Challenge: Copy every line, unchanged, from the line with "i need the location" to the line with "list every element", including both of those lines. Leave out the pictures.

Begin Given information

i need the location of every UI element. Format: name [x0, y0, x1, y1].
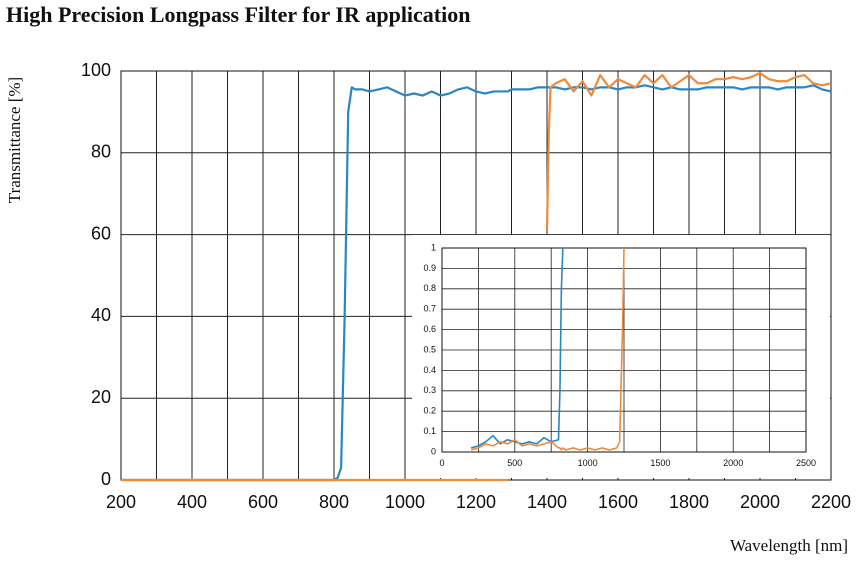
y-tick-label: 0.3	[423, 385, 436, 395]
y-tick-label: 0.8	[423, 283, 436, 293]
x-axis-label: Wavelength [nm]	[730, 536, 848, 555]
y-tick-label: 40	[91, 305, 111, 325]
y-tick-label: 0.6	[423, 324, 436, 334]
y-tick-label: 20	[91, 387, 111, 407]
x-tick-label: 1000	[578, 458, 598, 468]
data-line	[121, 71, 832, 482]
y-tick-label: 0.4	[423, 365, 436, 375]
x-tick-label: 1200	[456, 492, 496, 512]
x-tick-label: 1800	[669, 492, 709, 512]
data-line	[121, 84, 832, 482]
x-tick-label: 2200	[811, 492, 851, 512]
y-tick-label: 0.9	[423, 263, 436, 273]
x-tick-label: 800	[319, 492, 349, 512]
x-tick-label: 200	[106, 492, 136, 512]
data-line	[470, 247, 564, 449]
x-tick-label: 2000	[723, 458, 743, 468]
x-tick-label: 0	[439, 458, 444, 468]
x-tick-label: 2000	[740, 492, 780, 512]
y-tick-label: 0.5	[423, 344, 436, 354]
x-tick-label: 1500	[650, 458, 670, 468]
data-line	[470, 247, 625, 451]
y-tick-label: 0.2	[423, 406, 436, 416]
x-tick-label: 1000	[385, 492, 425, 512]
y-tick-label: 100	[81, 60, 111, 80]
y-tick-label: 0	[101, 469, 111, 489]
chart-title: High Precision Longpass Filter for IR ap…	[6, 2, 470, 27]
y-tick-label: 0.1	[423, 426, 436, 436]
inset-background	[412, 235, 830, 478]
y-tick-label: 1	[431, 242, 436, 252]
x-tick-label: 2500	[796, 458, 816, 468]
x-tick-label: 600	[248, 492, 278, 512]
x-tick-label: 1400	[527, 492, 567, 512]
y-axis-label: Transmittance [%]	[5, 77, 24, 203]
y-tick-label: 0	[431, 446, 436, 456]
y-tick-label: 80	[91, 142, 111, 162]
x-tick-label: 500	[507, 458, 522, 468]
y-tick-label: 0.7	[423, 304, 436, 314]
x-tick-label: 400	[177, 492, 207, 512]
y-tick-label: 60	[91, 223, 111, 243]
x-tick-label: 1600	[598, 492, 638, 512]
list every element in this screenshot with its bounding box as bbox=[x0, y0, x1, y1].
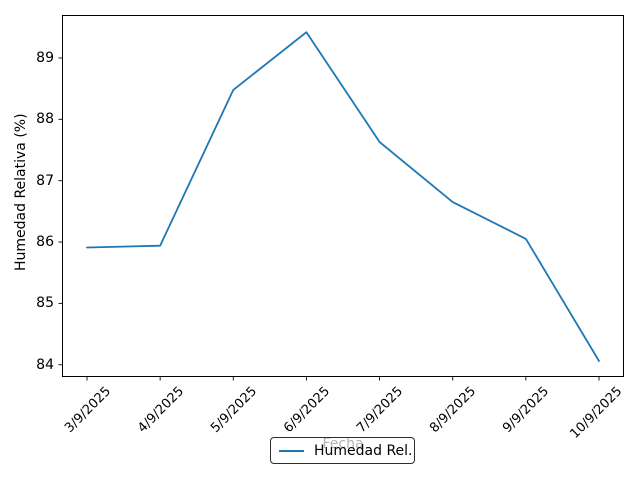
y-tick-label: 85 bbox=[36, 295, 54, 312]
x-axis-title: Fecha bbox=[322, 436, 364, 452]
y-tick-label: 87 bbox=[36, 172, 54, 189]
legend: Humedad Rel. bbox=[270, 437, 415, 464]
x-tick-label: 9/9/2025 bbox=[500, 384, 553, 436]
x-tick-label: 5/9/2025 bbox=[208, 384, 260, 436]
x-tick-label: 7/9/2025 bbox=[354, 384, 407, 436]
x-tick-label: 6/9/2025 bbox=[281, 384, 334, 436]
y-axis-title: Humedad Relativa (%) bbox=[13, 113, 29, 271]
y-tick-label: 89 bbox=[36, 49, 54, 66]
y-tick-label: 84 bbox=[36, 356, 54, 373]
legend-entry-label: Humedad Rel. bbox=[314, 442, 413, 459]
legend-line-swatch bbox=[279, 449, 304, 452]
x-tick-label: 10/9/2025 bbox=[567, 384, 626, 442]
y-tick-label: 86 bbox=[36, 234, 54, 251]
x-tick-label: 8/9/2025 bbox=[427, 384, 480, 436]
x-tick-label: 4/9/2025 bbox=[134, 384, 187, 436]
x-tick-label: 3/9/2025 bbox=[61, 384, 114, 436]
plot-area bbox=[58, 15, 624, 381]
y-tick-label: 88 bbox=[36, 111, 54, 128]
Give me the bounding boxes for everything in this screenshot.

End Given information
Begin Given information

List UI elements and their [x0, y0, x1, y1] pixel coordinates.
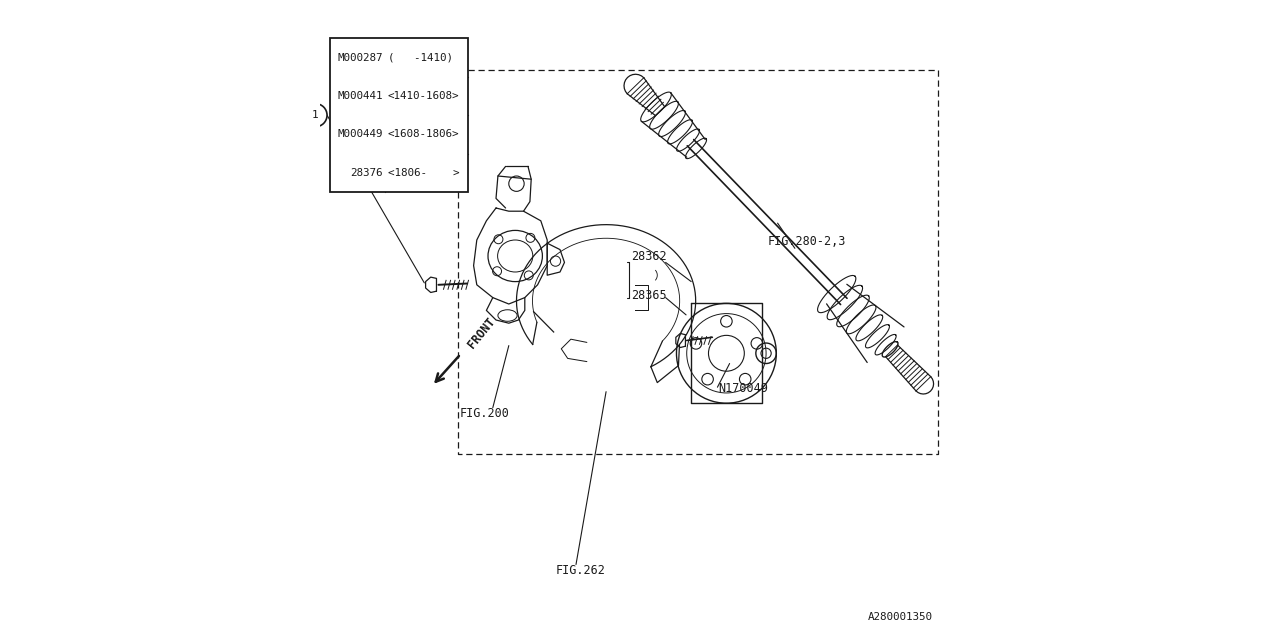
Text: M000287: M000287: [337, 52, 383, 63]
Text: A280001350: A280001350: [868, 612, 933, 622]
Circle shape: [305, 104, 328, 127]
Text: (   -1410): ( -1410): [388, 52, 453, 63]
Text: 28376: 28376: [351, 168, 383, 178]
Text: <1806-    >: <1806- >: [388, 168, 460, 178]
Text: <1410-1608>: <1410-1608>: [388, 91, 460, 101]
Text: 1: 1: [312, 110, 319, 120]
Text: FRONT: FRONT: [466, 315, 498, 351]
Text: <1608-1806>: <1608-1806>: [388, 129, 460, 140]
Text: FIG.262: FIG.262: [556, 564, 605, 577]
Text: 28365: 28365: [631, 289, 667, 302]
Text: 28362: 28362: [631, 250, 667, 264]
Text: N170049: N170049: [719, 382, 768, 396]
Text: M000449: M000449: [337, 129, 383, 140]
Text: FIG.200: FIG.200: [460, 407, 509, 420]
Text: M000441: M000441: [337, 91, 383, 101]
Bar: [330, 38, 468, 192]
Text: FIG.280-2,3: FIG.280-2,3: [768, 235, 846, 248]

End Given information

Problem solution:
i need the location of every UI element. Format: name [x0, y0, x1, y1].
y-tick-label: 0.3	[423, 385, 436, 395]
y-tick-label: 0.8	[423, 283, 436, 293]
x-axis-label: Wavelength [nm]	[730, 536, 848, 555]
y-tick-label: 40	[91, 305, 111, 325]
y-tick-label: 0.6	[423, 324, 436, 334]
y-tick-label: 20	[91, 387, 111, 407]
x-tick-label: 1000	[578, 458, 598, 468]
data-line	[121, 71, 832, 482]
y-tick-label: 0.4	[423, 365, 436, 375]
x-tick-label: 1200	[456, 492, 496, 512]
x-tick-label: 1800	[669, 492, 709, 512]
data-line	[121, 84, 832, 482]
x-tick-label: 2200	[811, 492, 851, 512]
y-tick-label: 0.9	[423, 263, 436, 273]
x-tick-label: 800	[319, 492, 349, 512]
x-tick-label: 200	[106, 492, 136, 512]
data-line	[470, 247, 564, 449]
x-tick-label: 2000	[723, 458, 743, 468]
x-tick-label: 0	[439, 458, 444, 468]
x-tick-label: 2000	[740, 492, 780, 512]
y-tick-label: 0.5	[423, 344, 436, 354]
x-tick-label: 1500	[650, 458, 670, 468]
data-line	[470, 247, 625, 451]
y-tick-label: 0.2	[423, 406, 436, 416]
x-tick-label: 1000	[385, 492, 425, 512]
y-tick-label: 100	[81, 60, 111, 80]
y-tick-label: 0	[101, 469, 111, 489]
chart-title: High Precision Longpass Filter for IR ap…	[6, 2, 470, 27]
y-tick-label: 0.1	[423, 426, 436, 436]
inset-background	[412, 235, 830, 478]
y-tick-label: 1	[431, 242, 436, 252]
x-tick-label: 2500	[796, 458, 816, 468]
x-tick-label: 600	[248, 492, 278, 512]
x-tick-label: 1400	[527, 492, 567, 512]
y-axis-label: Transmittance [%]	[5, 77, 24, 203]
y-tick-label: 0	[431, 446, 436, 456]
y-tick-label: 80	[91, 142, 111, 162]
x-tick-label: 500	[507, 458, 522, 468]
y-tick-label: 0.7	[423, 304, 436, 314]
x-tick-label: 400	[177, 492, 207, 512]
y-tick-label: 60	[91, 223, 111, 243]
x-tick-label: 1600	[598, 492, 638, 512]
list every element in this screenshot with its bounding box as bbox=[x0, y0, x1, y1].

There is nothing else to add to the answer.